EXERCISE PASSAGE:
In the present prospective study over a period of three years, we prospectively collected the tissues and analysed the telomerase activity from our tumour tissue bank. Telomerase activity was detected in three of the 10 pancreatic endocrine tumours. The telomerase positive tumours comprised two malignant pancreatic endocrine tumours with liver metastases and one insulinoma occurring in the setting of MEN 1. The telomerase positive tumour in the patient with MEN 1 was infiltrative and showed vascular and perineural tumour permeation. In addition, two of the three telomerase positive tumours were only 1 cm in diameter. Thus, telomerase was a potential marker for malignancy in pancreatic endocrine tumours and was positive even in malignant pancreatic endocrine tumours of small size.
A different surgical strategy is needed for the management of insulinomas in MEN 1.9 In our study, both patients with MEN 1 had multiple tumours in the pancreas. Telomerase activity was seen in the insulinoma in one patient but not in the other. Thus, telomerase activity did not distinguish the patients with or without MEN 1.

Page layout parsing data:
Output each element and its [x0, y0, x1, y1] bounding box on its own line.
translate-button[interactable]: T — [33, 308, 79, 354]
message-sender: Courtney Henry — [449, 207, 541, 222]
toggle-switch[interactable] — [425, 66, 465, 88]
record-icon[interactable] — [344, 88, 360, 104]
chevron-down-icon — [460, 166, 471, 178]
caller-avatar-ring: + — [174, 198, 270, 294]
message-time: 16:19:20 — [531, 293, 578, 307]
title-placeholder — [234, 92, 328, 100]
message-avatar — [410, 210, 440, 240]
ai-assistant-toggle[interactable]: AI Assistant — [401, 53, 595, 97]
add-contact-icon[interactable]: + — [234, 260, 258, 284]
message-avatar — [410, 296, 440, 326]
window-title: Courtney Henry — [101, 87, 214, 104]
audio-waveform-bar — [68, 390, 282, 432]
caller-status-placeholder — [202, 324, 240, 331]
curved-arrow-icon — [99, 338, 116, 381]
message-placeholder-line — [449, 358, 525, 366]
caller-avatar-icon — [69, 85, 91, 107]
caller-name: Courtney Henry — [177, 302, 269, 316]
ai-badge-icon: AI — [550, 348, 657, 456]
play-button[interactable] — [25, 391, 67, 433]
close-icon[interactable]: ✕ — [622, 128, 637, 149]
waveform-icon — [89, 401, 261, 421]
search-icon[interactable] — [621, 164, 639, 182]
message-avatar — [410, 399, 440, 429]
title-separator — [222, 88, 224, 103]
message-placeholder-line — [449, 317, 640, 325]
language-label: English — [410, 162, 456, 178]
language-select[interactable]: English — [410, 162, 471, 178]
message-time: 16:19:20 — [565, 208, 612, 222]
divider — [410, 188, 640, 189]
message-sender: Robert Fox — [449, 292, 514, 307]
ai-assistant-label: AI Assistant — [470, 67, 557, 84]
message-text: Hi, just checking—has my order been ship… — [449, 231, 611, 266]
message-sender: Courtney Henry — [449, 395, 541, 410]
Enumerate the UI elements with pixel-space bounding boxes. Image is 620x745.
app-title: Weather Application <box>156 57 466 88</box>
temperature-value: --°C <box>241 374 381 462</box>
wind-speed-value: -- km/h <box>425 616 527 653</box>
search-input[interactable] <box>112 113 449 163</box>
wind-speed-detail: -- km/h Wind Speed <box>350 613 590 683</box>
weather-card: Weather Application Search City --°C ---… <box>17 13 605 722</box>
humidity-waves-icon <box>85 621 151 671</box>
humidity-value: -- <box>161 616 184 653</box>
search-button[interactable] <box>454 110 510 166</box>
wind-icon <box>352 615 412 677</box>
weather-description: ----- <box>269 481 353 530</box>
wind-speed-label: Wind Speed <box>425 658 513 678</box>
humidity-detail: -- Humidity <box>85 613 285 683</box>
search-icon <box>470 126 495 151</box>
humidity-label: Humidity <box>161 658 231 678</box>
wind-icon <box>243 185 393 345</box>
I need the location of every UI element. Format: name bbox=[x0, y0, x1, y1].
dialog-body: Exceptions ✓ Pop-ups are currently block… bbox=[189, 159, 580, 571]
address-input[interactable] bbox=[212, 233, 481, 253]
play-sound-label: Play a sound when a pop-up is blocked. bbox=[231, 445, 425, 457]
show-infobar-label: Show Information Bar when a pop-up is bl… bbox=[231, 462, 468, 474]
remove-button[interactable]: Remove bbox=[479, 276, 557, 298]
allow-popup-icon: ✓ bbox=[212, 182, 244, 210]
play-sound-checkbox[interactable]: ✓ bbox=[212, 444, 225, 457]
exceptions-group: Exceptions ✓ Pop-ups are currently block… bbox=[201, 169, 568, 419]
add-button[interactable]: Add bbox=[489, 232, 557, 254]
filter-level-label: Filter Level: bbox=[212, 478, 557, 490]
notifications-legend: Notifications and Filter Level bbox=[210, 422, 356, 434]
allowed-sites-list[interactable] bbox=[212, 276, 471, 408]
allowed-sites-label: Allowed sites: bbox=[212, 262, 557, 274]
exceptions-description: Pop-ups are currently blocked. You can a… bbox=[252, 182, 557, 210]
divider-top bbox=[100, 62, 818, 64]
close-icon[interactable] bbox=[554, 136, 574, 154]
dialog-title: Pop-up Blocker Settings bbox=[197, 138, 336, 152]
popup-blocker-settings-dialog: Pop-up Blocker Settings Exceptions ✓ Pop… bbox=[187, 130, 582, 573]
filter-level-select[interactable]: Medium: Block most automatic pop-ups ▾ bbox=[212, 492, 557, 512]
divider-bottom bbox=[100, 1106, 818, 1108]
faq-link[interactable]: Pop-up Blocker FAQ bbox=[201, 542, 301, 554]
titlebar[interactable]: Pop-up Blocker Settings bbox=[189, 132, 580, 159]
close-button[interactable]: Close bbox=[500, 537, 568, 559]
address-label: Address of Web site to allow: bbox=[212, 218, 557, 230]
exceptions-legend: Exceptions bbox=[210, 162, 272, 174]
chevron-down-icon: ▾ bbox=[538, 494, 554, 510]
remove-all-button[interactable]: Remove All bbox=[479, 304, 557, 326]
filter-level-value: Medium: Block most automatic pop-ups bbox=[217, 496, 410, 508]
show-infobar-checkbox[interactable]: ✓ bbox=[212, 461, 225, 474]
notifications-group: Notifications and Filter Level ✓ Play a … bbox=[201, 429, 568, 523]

STUDY QUESTIONS:
1. Reproduce word for word everything in the telomerase passage from "A different surgical" down to "without MEN 1.".
2. According to the telomerase passage, how many of the 10 pancreatic endocrine tumors showed telomerase activity?

RESULTS:
1.
A different surgical strategy is needed for the management of insulinomas in MEN 1.9 In our study, both patients with MEN 1 had multiple tumours in the pancreas. Telomerase activity was seen in the insulinoma in one patient but not in the other. Thus, telomerase activity did not distinguish the patients with or without MEN 1.

2. Three of the 10 tumors.